Exact reproduction is required for all entries.

- Given entries -
---
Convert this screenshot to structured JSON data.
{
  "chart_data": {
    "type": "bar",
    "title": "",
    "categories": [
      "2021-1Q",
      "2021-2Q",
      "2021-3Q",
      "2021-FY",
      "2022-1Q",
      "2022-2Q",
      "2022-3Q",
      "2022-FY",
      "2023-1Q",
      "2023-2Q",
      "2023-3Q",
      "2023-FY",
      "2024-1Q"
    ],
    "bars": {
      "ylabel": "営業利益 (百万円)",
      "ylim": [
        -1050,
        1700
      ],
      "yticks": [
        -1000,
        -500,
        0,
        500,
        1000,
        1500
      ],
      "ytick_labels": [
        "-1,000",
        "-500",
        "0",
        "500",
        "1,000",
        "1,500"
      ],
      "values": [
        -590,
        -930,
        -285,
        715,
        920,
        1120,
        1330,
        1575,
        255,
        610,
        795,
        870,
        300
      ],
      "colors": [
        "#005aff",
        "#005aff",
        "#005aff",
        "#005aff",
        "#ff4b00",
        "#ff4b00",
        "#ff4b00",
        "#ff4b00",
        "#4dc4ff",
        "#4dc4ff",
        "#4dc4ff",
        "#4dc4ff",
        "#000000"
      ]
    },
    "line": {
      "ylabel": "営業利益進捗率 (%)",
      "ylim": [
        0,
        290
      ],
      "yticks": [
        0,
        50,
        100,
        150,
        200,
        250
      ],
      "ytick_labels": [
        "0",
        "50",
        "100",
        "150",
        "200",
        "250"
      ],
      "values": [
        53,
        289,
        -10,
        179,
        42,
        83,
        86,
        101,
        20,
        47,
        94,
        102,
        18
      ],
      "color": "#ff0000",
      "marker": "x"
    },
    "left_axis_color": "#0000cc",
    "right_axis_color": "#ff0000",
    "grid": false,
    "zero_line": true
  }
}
---
- Result -
Convert this screenshot to structured JSON data.
{
  "chart_data": {
    "type": "bar",
    "title": "",
    "categories": [
      "2021-1Q",
      "2021-2Q",
      "2021-3Q",
      "2021-FY",
      "2022-1Q",
      "2022-2Q",
      "2022-3Q",
      "2022-FY",
      "2023-1Q",
      "2023-2Q",
      "2023-3Q",
      "2023-FY",
      "2024-1Q"
    ],
    "bars": {
      "ylabel": "営業利益 (百万円)",
      "ylim": [
        -1050,
        1700
      ],
      "yticks": [
        -1000,
        -500,
        0,
        500,
        1000,
        1500
      ],
      "ytick_labels": [
        "-1,000",
        "-500",
        "0",
        "500",
        "1,000",
        "1,500"
      ],
      "values": [
        -590,
        -930,
        -285,
        715,
        920,
        1120,
        1330,
        1575,
        255,
        610,
        795,
        870,
        300
      ],
      "colors": [
        "#005aff",
        "#005aff",
        "#005aff",
        "#005aff",
        "#ff4b00",
        "#ff4b00",
        "#ff4b00",
        "#ff4b00",
        "#4dc4ff",
        "#4dc4ff",
        "#4dc4ff",
        "#4dc4ff",
        "#000000"
      ]
    },
    "line": {
      "ylabel": "営業利益進捗率 (%)",
      "ylim": [
        0,
        290
      ],
      "yticks": [
        0,
        50,
        100,
        150,
        200,
        250
      ],
      "ytick_labels": [
        "0",
        "50",
        "100",
        "150",
        "200",
        "250"
      ],
      "values": [
        53,
        289,
        -10,
        179,
        42,
        83,
        86,
        101,
        20,
        47,
        94,
        102,
        18
      ],
      "color": "#ff0000",
      "marker": "x"
    },
    "left_axis_color": "#0000cc",
    "right_axis_color": "#ff0000",
    "grid": false,
    "zero_line": true
  }
}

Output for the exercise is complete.